EXERCISE DETAILS: From the listing below, extract every line in which the word "أخرى" appears.

○ ○ ○ ○

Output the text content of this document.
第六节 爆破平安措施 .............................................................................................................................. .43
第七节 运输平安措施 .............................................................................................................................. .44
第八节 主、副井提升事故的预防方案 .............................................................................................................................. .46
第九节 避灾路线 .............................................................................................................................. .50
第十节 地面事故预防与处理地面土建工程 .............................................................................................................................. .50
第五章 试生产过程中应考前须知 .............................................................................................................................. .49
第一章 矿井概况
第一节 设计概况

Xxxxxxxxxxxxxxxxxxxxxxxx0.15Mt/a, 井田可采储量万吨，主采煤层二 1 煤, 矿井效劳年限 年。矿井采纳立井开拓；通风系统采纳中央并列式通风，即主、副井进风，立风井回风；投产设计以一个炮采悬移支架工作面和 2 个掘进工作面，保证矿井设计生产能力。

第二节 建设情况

○ ○ ○ ○

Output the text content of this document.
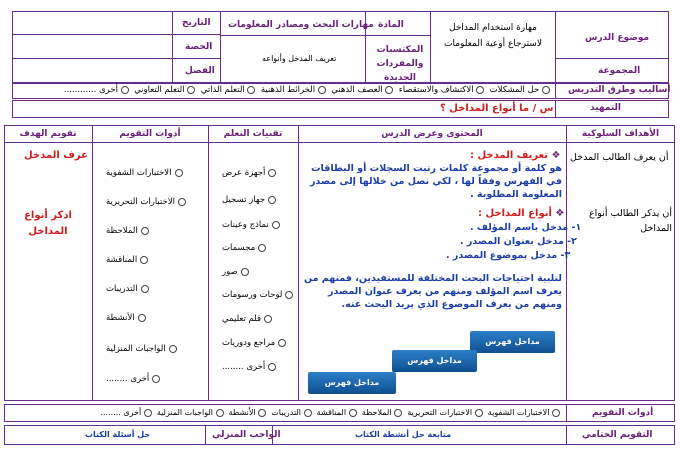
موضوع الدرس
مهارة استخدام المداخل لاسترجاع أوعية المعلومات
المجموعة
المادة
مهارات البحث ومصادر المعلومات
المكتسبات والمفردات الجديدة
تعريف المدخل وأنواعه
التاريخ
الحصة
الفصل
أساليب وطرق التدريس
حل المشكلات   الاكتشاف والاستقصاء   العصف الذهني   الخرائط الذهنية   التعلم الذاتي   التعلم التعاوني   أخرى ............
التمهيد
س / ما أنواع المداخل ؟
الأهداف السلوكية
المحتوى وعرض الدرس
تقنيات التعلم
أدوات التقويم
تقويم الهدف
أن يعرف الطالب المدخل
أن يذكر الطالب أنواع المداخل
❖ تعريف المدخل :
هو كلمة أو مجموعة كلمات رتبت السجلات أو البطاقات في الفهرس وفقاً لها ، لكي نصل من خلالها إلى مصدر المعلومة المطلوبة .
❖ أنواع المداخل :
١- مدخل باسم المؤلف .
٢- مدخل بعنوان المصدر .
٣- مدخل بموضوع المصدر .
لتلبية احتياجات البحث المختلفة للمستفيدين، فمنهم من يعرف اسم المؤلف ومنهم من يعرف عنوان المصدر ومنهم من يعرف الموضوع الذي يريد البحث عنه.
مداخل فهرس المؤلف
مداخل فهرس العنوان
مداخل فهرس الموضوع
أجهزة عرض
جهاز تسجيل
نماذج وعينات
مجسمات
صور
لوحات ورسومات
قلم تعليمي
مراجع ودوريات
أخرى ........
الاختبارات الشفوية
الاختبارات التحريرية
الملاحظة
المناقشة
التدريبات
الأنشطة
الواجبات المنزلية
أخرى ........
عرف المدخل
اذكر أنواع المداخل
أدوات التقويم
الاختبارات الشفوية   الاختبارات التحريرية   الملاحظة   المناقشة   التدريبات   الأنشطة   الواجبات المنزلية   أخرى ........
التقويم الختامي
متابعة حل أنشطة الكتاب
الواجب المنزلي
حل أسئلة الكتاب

○ ○ ○ ○

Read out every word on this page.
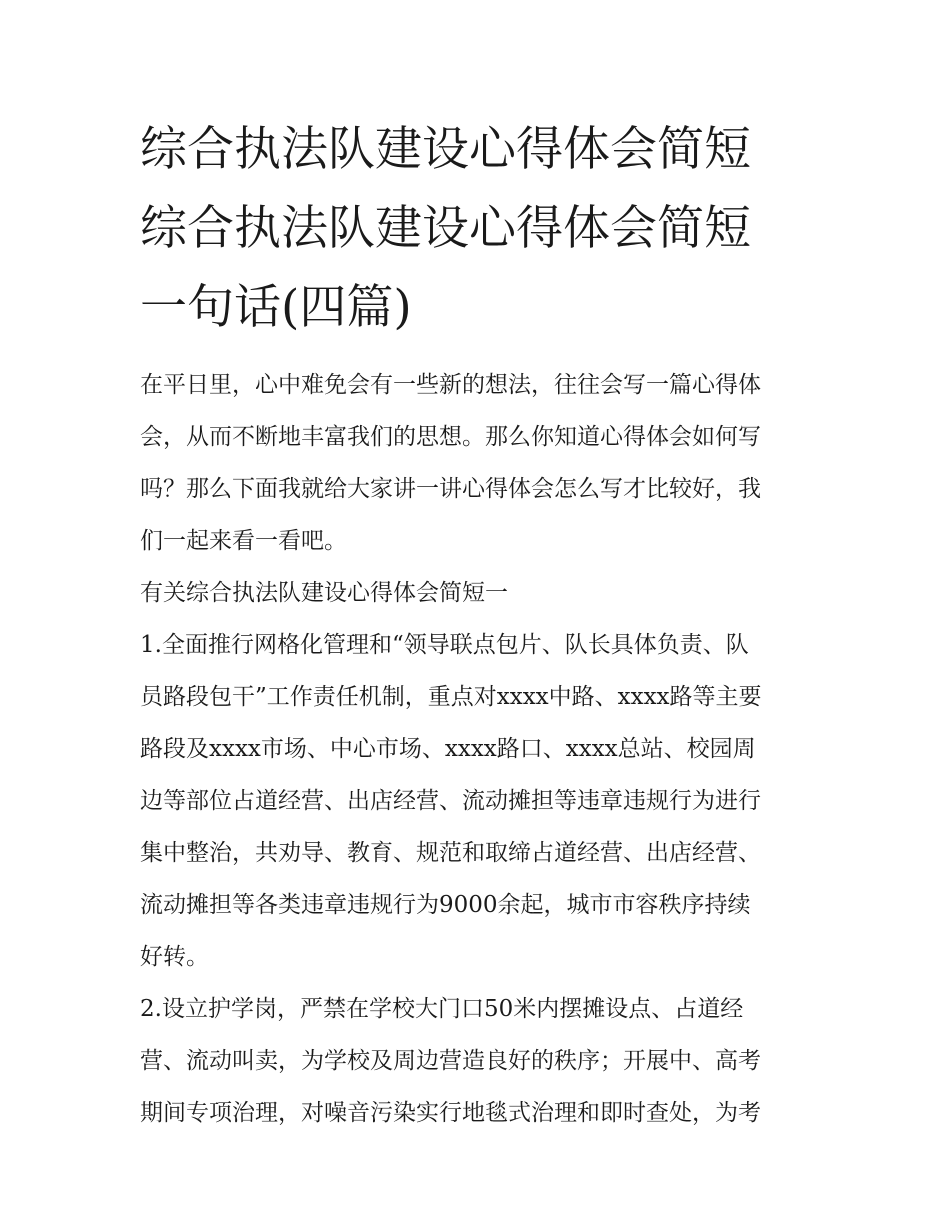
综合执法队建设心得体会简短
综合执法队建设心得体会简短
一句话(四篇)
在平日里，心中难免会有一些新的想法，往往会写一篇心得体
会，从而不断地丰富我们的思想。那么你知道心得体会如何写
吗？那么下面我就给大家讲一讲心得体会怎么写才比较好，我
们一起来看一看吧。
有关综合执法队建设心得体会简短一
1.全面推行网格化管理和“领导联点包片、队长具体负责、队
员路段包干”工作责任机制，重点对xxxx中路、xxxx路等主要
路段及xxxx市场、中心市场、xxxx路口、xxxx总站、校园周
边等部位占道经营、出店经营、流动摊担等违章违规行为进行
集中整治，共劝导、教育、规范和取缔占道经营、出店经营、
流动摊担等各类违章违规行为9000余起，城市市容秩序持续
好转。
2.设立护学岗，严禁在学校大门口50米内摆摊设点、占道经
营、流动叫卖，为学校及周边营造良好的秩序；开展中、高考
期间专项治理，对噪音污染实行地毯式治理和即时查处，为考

○ ○ ○ ○

RESPONSE FOR THIS EXERCISE:
حل المشكلات   الاكتشاف والاستقصاء   العصف الذهني   الخرائط الذهنية   التعلم الذاتي   التعلم التعاوني   أخرى ............
أخرى ........
أخرى ........
الاختبارات الشفوية   الاختبارات التحريرية   الملاحظة   المناقشة   التدريبات   الأنشطة   الواجبات المنزلية   أخرى ........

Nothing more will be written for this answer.